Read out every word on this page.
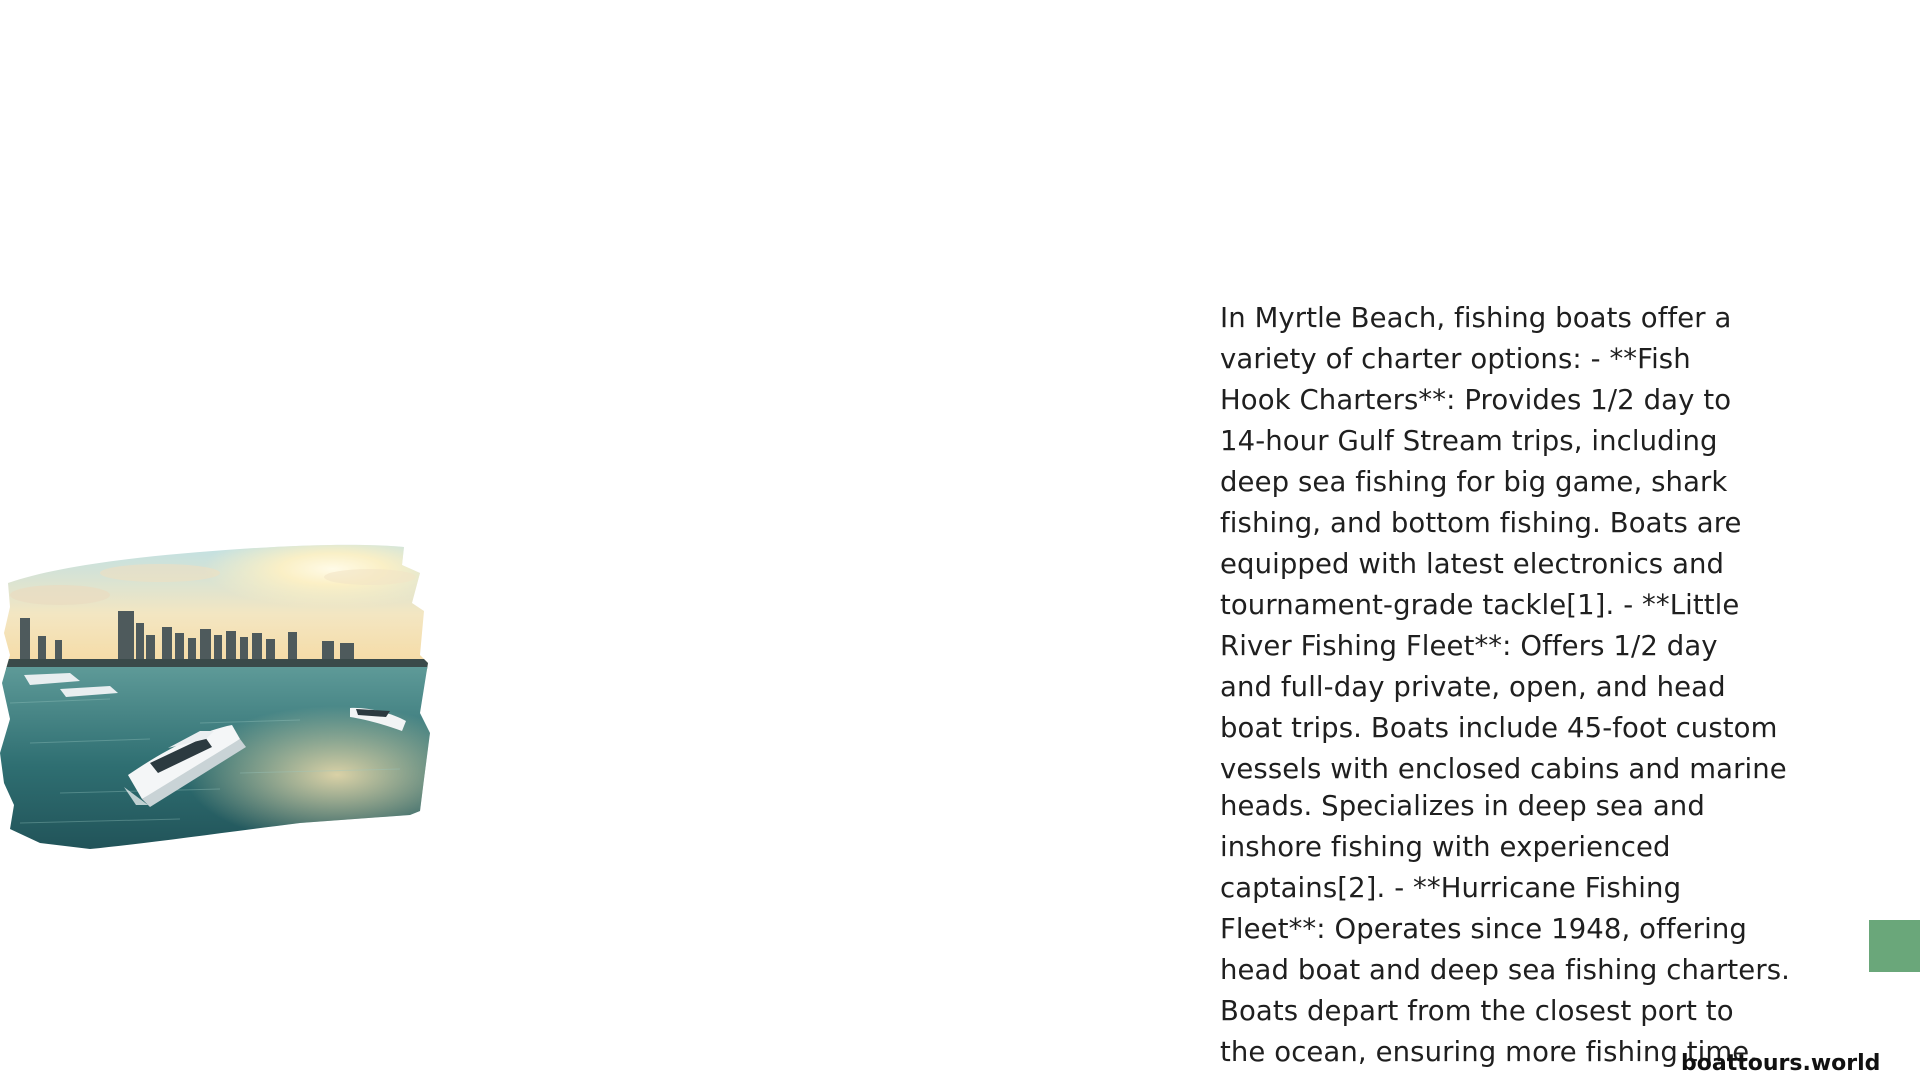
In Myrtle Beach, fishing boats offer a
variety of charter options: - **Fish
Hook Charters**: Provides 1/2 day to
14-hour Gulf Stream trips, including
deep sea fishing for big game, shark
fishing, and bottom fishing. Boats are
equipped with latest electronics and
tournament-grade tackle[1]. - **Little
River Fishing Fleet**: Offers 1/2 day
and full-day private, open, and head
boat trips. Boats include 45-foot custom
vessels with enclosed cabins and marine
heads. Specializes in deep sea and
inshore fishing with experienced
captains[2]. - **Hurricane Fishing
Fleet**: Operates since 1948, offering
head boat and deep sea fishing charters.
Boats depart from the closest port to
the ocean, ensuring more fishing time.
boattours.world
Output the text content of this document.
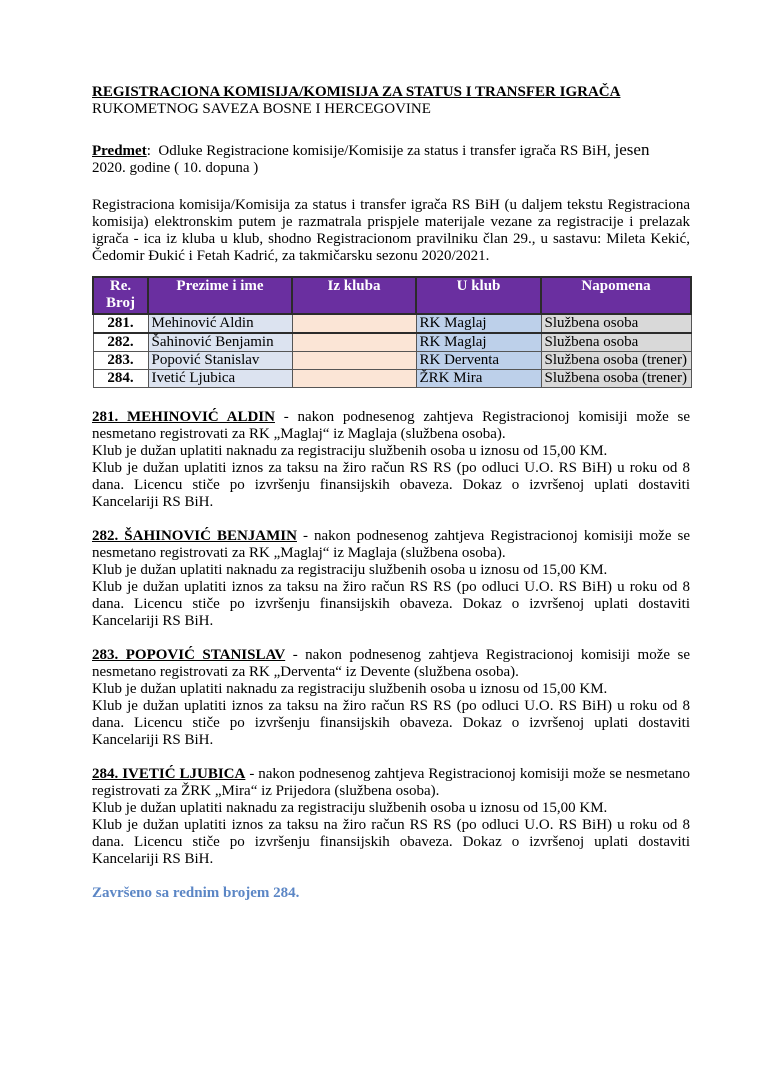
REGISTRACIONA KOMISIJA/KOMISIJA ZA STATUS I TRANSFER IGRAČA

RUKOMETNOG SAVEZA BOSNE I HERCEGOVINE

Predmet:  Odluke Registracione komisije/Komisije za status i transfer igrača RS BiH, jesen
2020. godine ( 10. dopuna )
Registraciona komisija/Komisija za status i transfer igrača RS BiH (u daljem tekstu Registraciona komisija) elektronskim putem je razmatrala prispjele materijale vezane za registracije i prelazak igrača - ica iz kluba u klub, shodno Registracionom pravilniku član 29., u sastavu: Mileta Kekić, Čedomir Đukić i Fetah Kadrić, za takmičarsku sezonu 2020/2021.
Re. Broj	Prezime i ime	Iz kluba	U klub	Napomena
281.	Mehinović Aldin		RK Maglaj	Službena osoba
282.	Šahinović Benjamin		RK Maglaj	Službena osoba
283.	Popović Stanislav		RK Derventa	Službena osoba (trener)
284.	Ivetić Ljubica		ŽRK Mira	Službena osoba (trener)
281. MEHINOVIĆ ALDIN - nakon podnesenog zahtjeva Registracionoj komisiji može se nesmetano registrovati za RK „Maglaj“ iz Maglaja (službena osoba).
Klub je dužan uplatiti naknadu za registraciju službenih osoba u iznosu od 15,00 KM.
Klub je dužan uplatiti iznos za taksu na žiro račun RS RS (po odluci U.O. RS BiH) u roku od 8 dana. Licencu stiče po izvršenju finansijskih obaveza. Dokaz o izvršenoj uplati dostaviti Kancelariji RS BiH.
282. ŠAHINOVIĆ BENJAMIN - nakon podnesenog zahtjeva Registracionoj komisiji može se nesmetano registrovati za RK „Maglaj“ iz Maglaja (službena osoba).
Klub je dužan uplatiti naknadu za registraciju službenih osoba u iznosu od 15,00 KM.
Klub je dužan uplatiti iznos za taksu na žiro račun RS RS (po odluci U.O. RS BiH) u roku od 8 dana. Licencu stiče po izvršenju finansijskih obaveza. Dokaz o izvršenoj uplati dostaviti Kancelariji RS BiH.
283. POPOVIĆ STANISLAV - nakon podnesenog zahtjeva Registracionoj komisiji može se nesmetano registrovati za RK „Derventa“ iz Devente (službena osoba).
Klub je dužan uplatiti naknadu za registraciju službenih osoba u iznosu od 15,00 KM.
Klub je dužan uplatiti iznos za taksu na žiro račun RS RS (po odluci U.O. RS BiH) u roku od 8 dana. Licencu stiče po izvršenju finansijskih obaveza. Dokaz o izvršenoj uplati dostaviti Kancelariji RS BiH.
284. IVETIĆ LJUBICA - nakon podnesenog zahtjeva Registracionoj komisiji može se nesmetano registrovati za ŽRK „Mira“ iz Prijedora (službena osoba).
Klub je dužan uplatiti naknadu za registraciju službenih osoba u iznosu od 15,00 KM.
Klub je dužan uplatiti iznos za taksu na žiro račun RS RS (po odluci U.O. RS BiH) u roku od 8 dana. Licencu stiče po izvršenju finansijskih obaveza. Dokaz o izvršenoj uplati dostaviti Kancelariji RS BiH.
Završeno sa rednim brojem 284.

########

Task objective ▸
Count every line of the records that holds the string "trips". Write only the total.

Answer to the problem ▸
2